YOUR INSTRUCTIONS:
Gather each line of the entries below that includes "data".
----
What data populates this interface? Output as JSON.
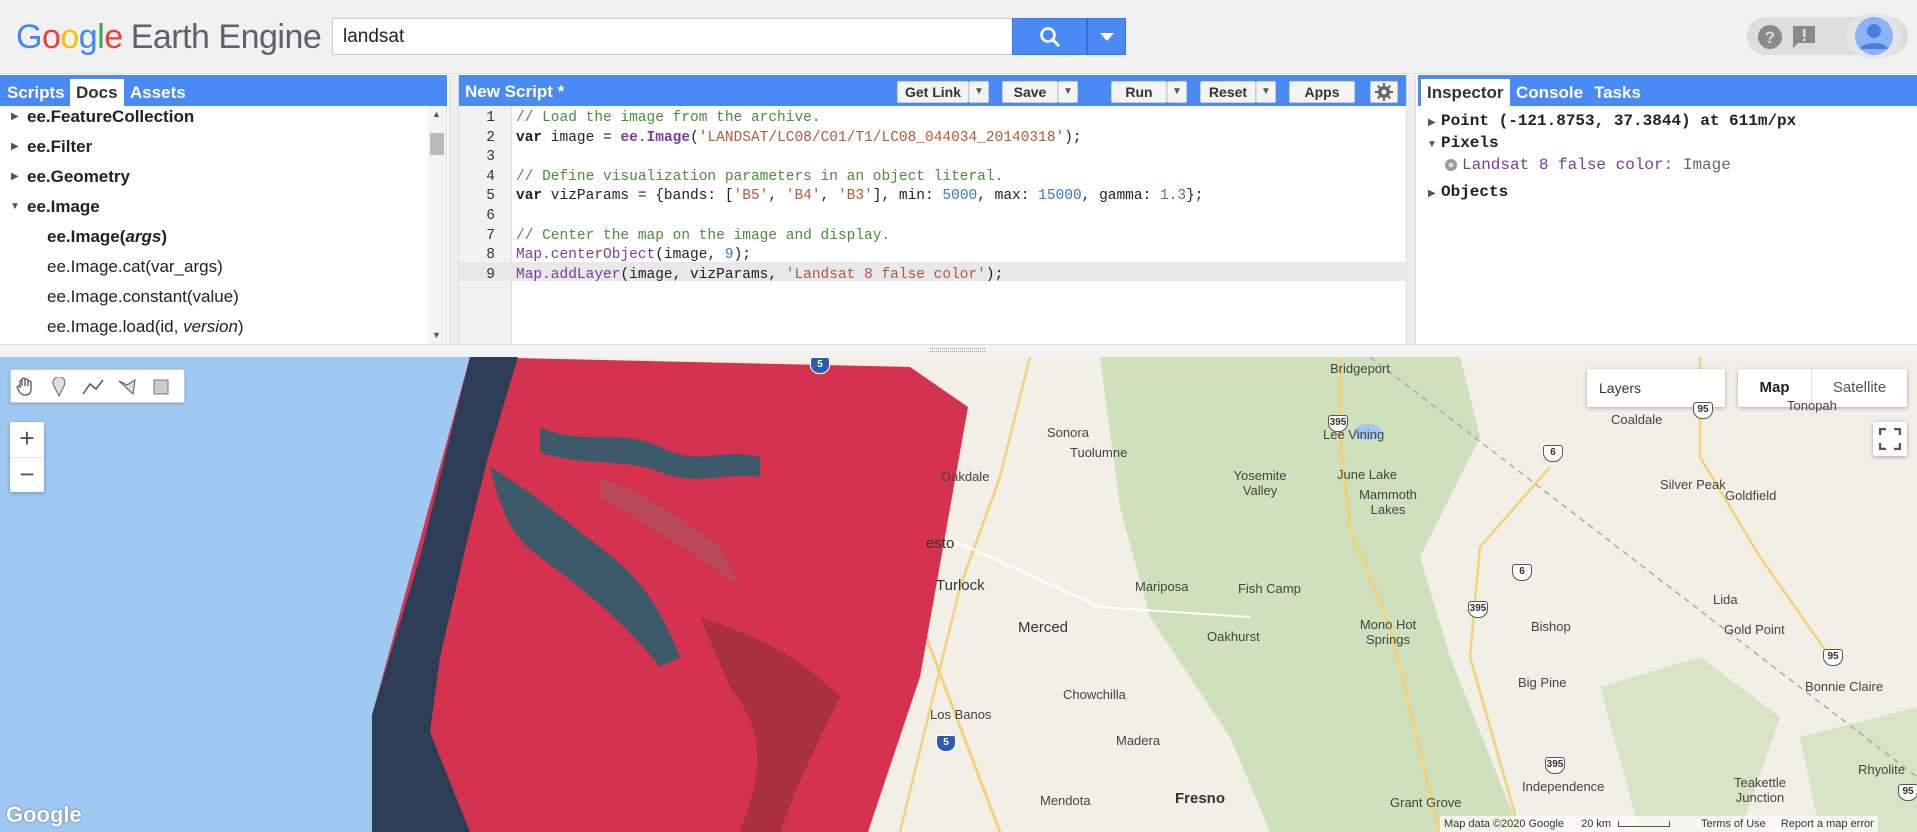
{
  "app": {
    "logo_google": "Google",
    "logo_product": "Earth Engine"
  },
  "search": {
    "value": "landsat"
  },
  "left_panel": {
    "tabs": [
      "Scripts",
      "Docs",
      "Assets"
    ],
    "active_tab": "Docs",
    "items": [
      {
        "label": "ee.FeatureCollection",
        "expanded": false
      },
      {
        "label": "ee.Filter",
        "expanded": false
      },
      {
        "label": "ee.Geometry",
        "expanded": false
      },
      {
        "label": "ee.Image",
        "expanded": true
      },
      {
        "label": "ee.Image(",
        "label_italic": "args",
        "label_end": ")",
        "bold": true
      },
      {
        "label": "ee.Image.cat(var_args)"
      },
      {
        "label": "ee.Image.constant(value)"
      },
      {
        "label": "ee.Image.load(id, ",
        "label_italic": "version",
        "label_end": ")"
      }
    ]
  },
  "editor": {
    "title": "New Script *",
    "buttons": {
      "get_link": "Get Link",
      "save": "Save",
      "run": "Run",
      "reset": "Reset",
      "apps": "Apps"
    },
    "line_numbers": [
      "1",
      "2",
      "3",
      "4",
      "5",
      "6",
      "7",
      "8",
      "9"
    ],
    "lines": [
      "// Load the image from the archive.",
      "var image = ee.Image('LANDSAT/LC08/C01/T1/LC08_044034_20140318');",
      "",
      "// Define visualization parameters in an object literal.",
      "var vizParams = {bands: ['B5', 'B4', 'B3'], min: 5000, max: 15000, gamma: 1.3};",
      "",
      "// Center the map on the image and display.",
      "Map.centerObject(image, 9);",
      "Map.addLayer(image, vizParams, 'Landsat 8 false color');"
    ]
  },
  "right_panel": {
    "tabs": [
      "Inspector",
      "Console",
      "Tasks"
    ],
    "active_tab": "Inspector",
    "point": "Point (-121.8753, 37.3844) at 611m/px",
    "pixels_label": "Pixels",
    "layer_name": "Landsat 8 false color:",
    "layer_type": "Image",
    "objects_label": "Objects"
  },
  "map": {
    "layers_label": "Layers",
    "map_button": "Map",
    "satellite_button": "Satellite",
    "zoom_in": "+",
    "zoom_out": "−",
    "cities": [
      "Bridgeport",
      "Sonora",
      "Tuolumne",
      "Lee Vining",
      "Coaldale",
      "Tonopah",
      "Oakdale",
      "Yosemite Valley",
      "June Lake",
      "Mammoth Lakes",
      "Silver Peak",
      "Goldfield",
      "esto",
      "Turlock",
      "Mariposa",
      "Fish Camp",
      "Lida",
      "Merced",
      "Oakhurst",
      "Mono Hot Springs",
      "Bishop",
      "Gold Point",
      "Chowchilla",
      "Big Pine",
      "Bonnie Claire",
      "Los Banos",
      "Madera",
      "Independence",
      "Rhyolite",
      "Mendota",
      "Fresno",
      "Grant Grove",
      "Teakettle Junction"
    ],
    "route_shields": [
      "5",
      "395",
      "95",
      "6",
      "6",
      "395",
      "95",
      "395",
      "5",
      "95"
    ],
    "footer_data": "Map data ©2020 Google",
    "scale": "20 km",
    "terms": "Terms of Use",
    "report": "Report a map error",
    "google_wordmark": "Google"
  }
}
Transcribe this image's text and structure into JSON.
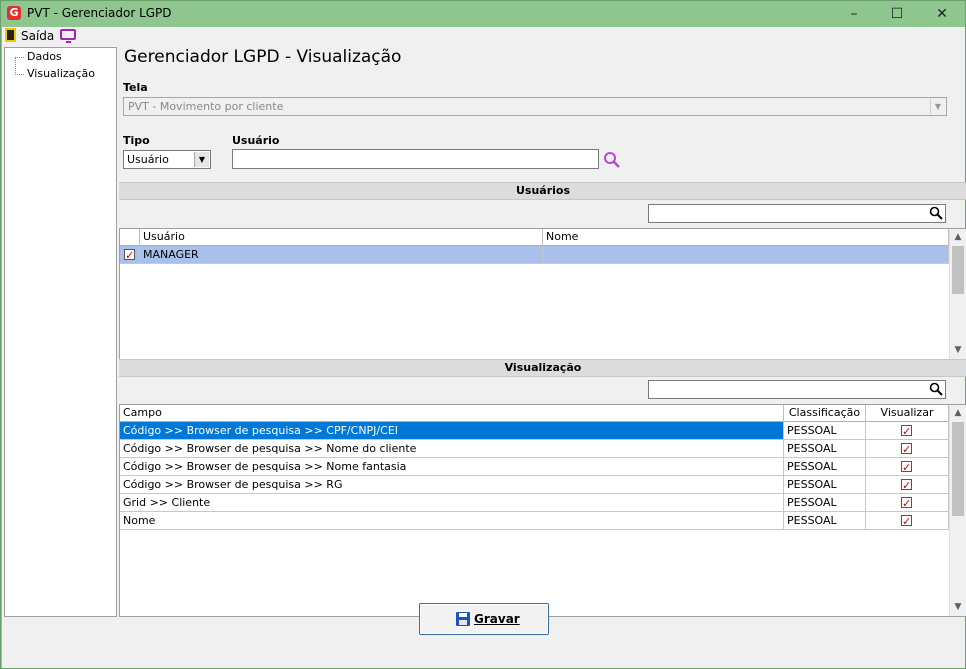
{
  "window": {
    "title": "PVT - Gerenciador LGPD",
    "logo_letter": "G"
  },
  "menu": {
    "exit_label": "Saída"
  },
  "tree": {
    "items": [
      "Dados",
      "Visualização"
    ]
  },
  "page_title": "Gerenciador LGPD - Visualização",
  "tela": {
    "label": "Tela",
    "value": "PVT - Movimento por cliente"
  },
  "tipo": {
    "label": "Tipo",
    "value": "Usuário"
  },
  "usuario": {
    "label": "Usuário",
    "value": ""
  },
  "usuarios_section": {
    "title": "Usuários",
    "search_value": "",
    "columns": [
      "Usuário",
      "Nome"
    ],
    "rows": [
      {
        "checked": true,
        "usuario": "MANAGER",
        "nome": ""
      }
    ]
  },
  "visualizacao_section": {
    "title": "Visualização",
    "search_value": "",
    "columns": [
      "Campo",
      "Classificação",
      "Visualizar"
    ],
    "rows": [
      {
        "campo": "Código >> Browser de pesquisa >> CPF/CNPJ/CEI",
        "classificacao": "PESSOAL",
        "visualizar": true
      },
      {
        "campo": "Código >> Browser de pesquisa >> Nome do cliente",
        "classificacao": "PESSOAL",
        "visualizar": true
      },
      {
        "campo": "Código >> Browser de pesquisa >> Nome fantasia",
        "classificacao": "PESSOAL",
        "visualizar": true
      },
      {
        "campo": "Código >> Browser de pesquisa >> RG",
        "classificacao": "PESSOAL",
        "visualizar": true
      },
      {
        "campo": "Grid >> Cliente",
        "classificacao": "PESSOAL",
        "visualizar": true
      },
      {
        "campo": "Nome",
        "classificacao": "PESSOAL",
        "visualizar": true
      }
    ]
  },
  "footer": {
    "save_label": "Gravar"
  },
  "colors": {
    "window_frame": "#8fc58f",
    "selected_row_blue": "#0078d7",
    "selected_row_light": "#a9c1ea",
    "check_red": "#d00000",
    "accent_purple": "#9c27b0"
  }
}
----
SOLVED EXERCISE:
What data populates this interface? Output as JSON.
    "footer_data": "Map data ©2020 Google",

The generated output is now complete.